[Chart and figure data]

★ ★ ★ ★ ★ ★ ★

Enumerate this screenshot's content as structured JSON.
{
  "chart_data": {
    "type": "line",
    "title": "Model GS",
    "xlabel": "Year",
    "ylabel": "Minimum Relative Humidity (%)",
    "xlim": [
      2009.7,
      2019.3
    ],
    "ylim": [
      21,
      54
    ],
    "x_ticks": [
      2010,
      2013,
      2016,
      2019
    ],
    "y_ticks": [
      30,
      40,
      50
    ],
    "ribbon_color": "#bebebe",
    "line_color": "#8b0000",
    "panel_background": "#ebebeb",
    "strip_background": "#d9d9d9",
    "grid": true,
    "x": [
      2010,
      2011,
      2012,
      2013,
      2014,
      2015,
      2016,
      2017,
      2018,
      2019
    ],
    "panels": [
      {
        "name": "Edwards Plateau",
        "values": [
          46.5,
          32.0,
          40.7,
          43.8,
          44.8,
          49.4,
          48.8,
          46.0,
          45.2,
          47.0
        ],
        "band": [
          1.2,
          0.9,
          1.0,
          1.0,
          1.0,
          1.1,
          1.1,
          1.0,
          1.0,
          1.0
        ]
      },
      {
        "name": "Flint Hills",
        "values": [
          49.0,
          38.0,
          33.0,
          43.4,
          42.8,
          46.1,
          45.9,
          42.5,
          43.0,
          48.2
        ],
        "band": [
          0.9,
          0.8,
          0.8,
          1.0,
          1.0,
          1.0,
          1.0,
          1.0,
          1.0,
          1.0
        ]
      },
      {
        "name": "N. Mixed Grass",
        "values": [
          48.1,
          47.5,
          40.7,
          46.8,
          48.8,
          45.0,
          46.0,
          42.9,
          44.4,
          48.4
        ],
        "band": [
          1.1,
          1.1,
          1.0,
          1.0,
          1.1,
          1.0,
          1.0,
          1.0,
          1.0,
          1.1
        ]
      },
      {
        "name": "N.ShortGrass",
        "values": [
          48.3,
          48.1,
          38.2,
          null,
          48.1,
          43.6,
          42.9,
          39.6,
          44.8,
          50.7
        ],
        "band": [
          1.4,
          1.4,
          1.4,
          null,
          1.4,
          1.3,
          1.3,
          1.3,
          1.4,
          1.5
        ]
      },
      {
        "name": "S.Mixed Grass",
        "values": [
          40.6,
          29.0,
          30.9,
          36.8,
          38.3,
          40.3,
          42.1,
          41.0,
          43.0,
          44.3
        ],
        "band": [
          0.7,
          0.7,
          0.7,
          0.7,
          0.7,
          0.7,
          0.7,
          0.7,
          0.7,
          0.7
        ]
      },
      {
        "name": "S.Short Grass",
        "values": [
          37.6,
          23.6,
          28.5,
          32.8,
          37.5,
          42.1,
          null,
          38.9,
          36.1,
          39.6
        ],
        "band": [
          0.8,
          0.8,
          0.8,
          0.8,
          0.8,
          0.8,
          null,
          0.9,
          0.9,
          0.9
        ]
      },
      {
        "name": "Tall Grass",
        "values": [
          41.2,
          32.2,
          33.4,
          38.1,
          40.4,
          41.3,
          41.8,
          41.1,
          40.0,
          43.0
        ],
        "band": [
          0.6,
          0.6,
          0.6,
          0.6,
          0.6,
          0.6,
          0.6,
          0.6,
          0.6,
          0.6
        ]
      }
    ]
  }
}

★ ★ ★ ★ ★ ★ ★

= WHAT IS EXPECTED =
Write the material out exactly, with nothing left out.

= COMPLETE ANSWER =
Enumerate this screenshot's content as structured JSON.
{
  "chart_data": {
    "type": "line",
    "title": "Model GS",
    "xlabel": "Year",
    "ylabel": "Minimum Relative Humidity (%)",
    "xlim": [
      2009.7,
      2019.3
    ],
    "ylim": [
      21,
      54
    ],
    "x_ticks": [
      2010,
      2013,
      2016,
      2019
    ],
    "y_ticks": [
      30,
      40,
      50
    ],
    "ribbon_color": "#bebebe",
    "line_color": "#8b0000",
    "panel_background": "#ebebeb",
    "strip_background": "#d9d9d9",
    "grid": true,
    "x": [
      2010,
      2011,
      2012,
      2013,
      2014,
      2015,
      2016,
      2017,
      2018,
      2019
    ],
    "panels": [
      {
        "name": "Edwards Plateau",
        "values": [
          46.5,
          32.0,
          40.7,
          43.8,
          44.8,
          49.4,
          48.8,
          46.0,
          45.2,
          47.0
        ],
        "band": [
          1.2,
          0.9,
          1.0,
          1.0,
          1.0,
          1.1,
          1.1,
          1.0,
          1.0,
          1.0
        ]
      },
      {
        "name": "Flint Hills",
        "values": [
          49.0,
          38.0,
          33.0,
          43.4,
          42.8,
          46.1,
          45.9,
          42.5,
          43.0,
          48.2
        ],
        "band": [
          0.9,
          0.8,
          0.8,
          1.0,
          1.0,
          1.0,
          1.0,
          1.0,
          1.0,
          1.0
        ]
      },
      {
        "name": "N. Mixed Grass",
        "values": [
          48.1,
          47.5,
          40.7,
          46.8,
          48.8,
          45.0,
          46.0,
          42.9,
          44.4,
          48.4
        ],
        "band": [
          1.1,
          1.1,
          1.0,
          1.0,
          1.1,
          1.0,
          1.0,
          1.0,
          1.0,
          1.1
        ]
      },
      {
        "name": "N.ShortGrass",
        "values": [
          48.3,
          48.1,
          38.2,
          null,
          48.1,
          43.6,
          42.9,
          39.6,
          44.8,
          50.7
        ],
        "band": [
          1.4,
          1.4,
          1.4,
          null,
          1.4,
          1.3,
          1.3,
          1.3,
          1.4,
          1.5
        ]
      },
      {
        "name": "S.Mixed Grass",
        "values": [
          40.6,
          29.0,
          30.9,
          36.8,
          38.3,
          40.3,
          42.1,
          41.0,
          43.0,
          44.3
        ],
        "band": [
          0.7,
          0.7,
          0.7,
          0.7,
          0.7,
          0.7,
          0.7,
          0.7,
          0.7,
          0.7
        ]
      },
      {
        "name": "S.Short Grass",
        "values": [
          37.6,
          23.6,
          28.5,
          32.8,
          37.5,
          42.1,
          null,
          38.9,
          36.1,
          39.6
        ],
        "band": [
          0.8,
          0.8,
          0.8,
          0.8,
          0.8,
          0.8,
          null,
          0.9,
          0.9,
          0.9
        ]
      },
      {
        "name": "Tall Grass",
        "values": [
          41.2,
          32.2,
          33.4,
          38.1,
          40.4,
          41.3,
          41.8,
          41.1,
          40.0,
          43.0
        ],
        "band": [
          0.6,
          0.6,
          0.6,
          0.6,
          0.6,
          0.6,
          0.6,
          0.6,
          0.6,
          0.6
        ]
      }
    ]
  }
}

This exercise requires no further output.